» Written request: List the lines of this listing that hold the word "Lecture".

[Collected data]

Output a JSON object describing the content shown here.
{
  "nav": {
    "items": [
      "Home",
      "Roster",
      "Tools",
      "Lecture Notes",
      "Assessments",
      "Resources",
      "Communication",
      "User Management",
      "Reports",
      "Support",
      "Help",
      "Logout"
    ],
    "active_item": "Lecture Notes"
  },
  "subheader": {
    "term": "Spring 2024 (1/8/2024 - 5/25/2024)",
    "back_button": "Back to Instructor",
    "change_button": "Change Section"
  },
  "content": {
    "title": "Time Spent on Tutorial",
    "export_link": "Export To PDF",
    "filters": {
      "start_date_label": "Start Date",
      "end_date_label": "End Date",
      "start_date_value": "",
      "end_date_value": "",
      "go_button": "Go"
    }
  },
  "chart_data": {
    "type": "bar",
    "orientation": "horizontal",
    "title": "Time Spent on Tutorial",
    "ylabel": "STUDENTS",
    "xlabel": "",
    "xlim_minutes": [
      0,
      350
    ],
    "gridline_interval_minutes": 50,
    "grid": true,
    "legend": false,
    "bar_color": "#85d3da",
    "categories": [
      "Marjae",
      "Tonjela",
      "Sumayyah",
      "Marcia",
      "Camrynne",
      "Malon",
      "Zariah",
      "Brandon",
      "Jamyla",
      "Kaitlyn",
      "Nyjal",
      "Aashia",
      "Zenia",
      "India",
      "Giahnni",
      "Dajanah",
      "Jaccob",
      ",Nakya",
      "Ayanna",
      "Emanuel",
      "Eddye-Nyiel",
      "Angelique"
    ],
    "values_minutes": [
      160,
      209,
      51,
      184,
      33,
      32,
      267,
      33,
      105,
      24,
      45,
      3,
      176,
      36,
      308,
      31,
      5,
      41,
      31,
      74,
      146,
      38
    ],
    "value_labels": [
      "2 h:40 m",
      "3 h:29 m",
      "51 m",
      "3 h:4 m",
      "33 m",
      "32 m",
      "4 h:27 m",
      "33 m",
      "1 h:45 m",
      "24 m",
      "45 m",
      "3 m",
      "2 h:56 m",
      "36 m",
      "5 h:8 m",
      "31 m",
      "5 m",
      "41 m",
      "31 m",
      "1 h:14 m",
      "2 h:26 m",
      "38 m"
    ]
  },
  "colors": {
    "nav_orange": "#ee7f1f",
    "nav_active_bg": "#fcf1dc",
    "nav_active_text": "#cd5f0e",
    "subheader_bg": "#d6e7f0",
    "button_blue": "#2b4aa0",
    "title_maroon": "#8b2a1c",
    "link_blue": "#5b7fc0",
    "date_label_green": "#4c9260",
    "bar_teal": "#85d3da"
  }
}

» In response:
      "Lecture Notes",
    "active_item": "Lecture Notes"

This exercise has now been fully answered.